An exact transcript of all the records is required, with nothing left out.

(Page records with their text)
****
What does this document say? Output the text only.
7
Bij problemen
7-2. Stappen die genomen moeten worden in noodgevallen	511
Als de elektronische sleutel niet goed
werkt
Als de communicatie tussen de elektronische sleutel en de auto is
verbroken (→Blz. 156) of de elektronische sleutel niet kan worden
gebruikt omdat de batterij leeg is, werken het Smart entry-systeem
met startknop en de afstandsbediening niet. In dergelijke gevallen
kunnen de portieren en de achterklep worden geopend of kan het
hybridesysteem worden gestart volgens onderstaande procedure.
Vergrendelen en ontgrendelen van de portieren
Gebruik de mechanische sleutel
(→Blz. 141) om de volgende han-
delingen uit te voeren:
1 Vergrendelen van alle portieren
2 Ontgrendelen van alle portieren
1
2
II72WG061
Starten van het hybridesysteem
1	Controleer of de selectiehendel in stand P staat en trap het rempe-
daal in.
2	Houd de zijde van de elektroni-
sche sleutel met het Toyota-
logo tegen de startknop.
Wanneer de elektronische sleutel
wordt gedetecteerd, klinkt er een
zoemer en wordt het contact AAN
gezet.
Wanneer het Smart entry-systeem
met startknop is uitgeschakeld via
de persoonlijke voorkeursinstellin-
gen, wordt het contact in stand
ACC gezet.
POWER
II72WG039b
****
Reply:
What does this document say? Output the text only.
7
Bij problemen
7-2. Stappen die genomen moeten worden in noodgevallen	511
Als de elektronische sleutel niet goed
werkt
Als de communicatie tussen de elektronische sleutel en de auto is
verbroken (→Blz. 156) of de elektronische sleutel niet kan worden
gebruikt omdat de batterij leeg is, werken het Smart entry-systeem
met startknop en de afstandsbediening niet. In dergelijke gevallen
kunnen de portieren en de achterklep worden geopend of kan het
hybridesysteem worden gestart volgens onderstaande procedure.
Vergrendelen en ontgrendelen van de portieren
Gebruik de mechanische sleutel
(→Blz. 141) om de volgende han-
delingen uit te voeren:
1 Vergrendelen van alle portieren
2 Ontgrendelen van alle portieren
1
2
II72WG061
Starten van het hybridesysteem
1	Controleer of de selectiehendel in stand P staat en trap het rempe-
daal in.
2	Houd de zijde van de elektroni-
sche sleutel met het Toyota-
logo tegen de startknop.
Wanneer de elektronische sleutel
wordt gedetecteerd, klinkt er een
zoemer en wordt het contact AAN
gezet.
Wanneer het Smart entry-systeem
met startknop is uitgeschakeld via
de persoonlijke voorkeursinstellin-
gen, wordt het contact in stand
ACC gezet.
POWER
II72WG039b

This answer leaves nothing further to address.